### Your objective
All the data should be repeated exactly. Any image in it is left out.

[Stored data entries]

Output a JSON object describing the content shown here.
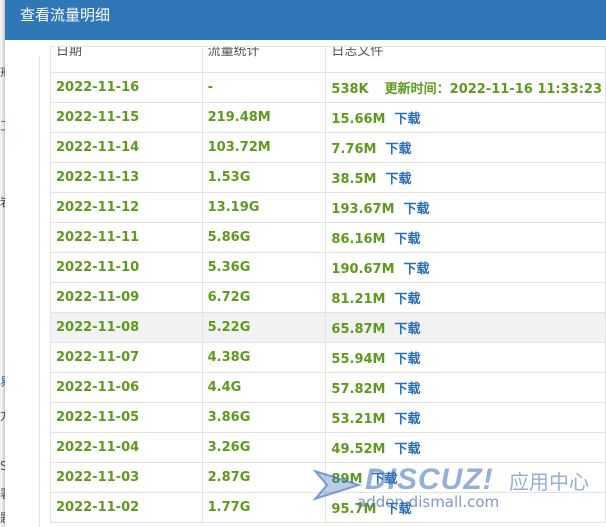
{
  "dialog": {
    "title": "查看流量明细"
  },
  "table": {
    "headers": [
      "日期",
      "流量统计",
      "日志文件"
    ],
    "rows": [
      {
        "date": "2022-11-16",
        "traffic": "-",
        "log_size": "538K",
        "update_label": "更新时间：",
        "update_time": "2022-11-16 11:33:23"
      },
      {
        "date": "2022-11-15",
        "traffic": "219.48M",
        "log_size": "15.66M",
        "link": "下载"
      },
      {
        "date": "2022-11-14",
        "traffic": "103.72M",
        "log_size": "7.76M",
        "link": "下载"
      },
      {
        "date": "2022-11-13",
        "traffic": "1.53G",
        "log_size": "38.5M",
        "link": "下载"
      },
      {
        "date": "2022-11-12",
        "traffic": "13.19G",
        "log_size": "193.67M",
        "link": "下载"
      },
      {
        "date": "2022-11-11",
        "traffic": "5.86G",
        "log_size": "86.16M",
        "link": "下载"
      },
      {
        "date": "2022-11-10",
        "traffic": "5.36G",
        "log_size": "190.67M",
        "link": "下载"
      },
      {
        "date": "2022-11-09",
        "traffic": "6.72G",
        "log_size": "81.21M",
        "link": "下载"
      },
      {
        "date": "2022-11-08",
        "traffic": "5.22G",
        "log_size": "65.87M",
        "link": "下载"
      },
      {
        "date": "2022-11-07",
        "traffic": "4.38G",
        "log_size": "55.94M",
        "link": "下载"
      },
      {
        "date": "2022-11-06",
        "traffic": "4.4G",
        "log_size": "57.82M",
        "link": "下载"
      },
      {
        "date": "2022-11-05",
        "traffic": "3.86G",
        "log_size": "53.21M",
        "link": "下载"
      },
      {
        "date": "2022-11-04",
        "traffic": "3.26G",
        "log_size": "49.52M",
        "link": "下载"
      },
      {
        "date": "2022-11-03",
        "traffic": "2.87G",
        "log_size": "89M",
        "link": "下载"
      },
      {
        "date": "2022-11-02",
        "traffic": "1.77G",
        "log_size": "95.7M",
        "link": "下载"
      }
    ]
  },
  "watermark": {
    "brand": "DISCUZ!",
    "brand_cn": "应用中心",
    "url": "addon.dismall.com"
  },
  "background": {
    "glyphs": [
      "戒",
      "工",
      "岩",
      "易",
      "方",
      "S",
      "署",
      "题"
    ]
  }
}
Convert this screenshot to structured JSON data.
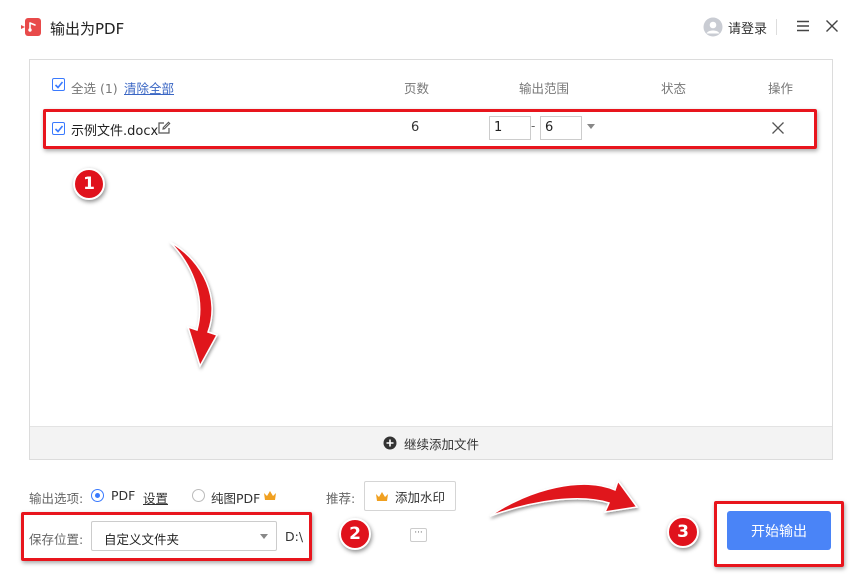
{
  "window": {
    "title": "输出为PDF",
    "login_label": "请登录"
  },
  "list": {
    "select_all_label": "全选 (1)",
    "clear_all_label": "清除全部",
    "columns": {
      "pages": "页数",
      "range": "输出范围",
      "status": "状态",
      "actions": "操作"
    },
    "files": [
      {
        "name": "示例文件.docx",
        "pages": "6",
        "range_from": "1",
        "range_to": "6",
        "checked": true
      }
    ],
    "add_more_label": "继续添加文件"
  },
  "options": {
    "output_label": "输出选项:",
    "pdf_label": "PDF",
    "settings_label": "设置",
    "image_pdf_label": "纯图PDF",
    "recommend_label": "推荐:",
    "watermark_label": "添加水印",
    "save_label": "保存位置:",
    "save_option": "自定义文件夹",
    "save_path": "D:\\",
    "browse_label": "···",
    "start_label": "开始输出"
  },
  "annotations": {
    "step1": "1",
    "step2": "2",
    "step3": "3"
  },
  "colors": {
    "accent": "#4a84f7",
    "annotation_red": "#e8151d",
    "crown": "#f0a020"
  }
}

### Solution
Output a JSON object describing the content shown here.
{
  "dialog": {
    "title": "查看流量明细"
  },
  "table": {
    "headers": [
      "日期",
      "流量统计",
      "日志文件"
    ],
    "rows": [
      {
        "date": "2022-11-16",
        "traffic": "-",
        "log_size": "538K",
        "update_label": "更新时间：",
        "update_time": "2022-11-16 11:33:23"
      },
      {
        "date": "2022-11-15",
        "traffic": "219.48M",
        "log_size": "15.66M",
        "link": "下载"
      },
      {
        "date": "2022-11-14",
        "traffic": "103.72M",
        "log_size": "7.76M",
        "link": "下载"
      },
      {
        "date": "2022-11-13",
        "traffic": "1.53G",
        "log_size": "38.5M",
        "link": "下载"
      },
      {
        "date": "2022-11-12",
        "traffic": "13.19G",
        "log_size": "193.67M",
        "link": "下载"
      },
      {
        "date": "2022-11-11",
        "traffic": "5.86G",
        "log_size": "86.16M",
        "link": "下载"
      },
      {
        "date": "2022-11-10",
        "traffic": "5.36G",
        "log_size": "190.67M",
        "link": "下载"
      },
      {
        "date": "2022-11-09",
        "traffic": "6.72G",
        "log_size": "81.21M",
        "link": "下载"
      },
      {
        "date": "2022-11-08",
        "traffic": "5.22G",
        "log_size": "65.87M",
        "link": "下载"
      },
      {
        "date": "2022-11-07",
        "traffic": "4.38G",
        "log_size": "55.94M",
        "link": "下载"
      },
      {
        "date": "2022-11-06",
        "traffic": "4.4G",
        "log_size": "57.82M",
        "link": "下载"
      },
      {
        "date": "2022-11-05",
        "traffic": "3.86G",
        "log_size": "53.21M",
        "link": "下载"
      },
      {
        "date": "2022-11-04",
        "traffic": "3.26G",
        "log_size": "49.52M",
        "link": "下载"
      },
      {
        "date": "2022-11-03",
        "traffic": "2.87G",
        "log_size": "89M",
        "link": "下载"
      },
      {
        "date": "2022-11-02",
        "traffic": "1.77G",
        "log_size": "95.7M",
        "link": "下载"
      }
    ]
  },
  "watermark": {
    "brand": "DISCUZ!",
    "brand_cn": "应用中心",
    "url": "addon.dismall.com"
  },
  "background": {
    "glyphs": [
      "戒",
      "工",
      "岩",
      "易",
      "方",
      "S",
      "署",
      "题"
    ]
  }
}
Convert this screenshot to structured JSON data.
{
  "window": {
    "title": "输出为PDF",
    "login_label": "请登录"
  },
  "list": {
    "select_all_label": "全选 (1)",
    "clear_all_label": "清除全部",
    "columns": {
      "pages": "页数",
      "range": "输出范围",
      "status": "状态",
      "actions": "操作"
    },
    "files": [
      {
        "name": "示例文件.docx",
        "pages": "6",
        "range_from": "1",
        "range_to": "6",
        "checked": true
      }
    ],
    "add_more_label": "继续添加文件"
  },
  "options": {
    "output_label": "输出选项:",
    "pdf_label": "PDF",
    "settings_label": "设置",
    "image_pdf_label": "纯图PDF",
    "recommend_label": "推荐:",
    "watermark_label": "添加水印",
    "save_label": "保存位置:",
    "save_option": "自定义文件夹",
    "save_path": "D:\\",
    "browse_label": "···",
    "start_label": "开始输出"
  },
  "annotations": {
    "step1": "1",
    "step2": "2",
    "step3": "3"
  },
  "colors": {
    "accent": "#4a84f7",
    "annotation_red": "#e8151d",
    "crown": "#f0a020"
  }
}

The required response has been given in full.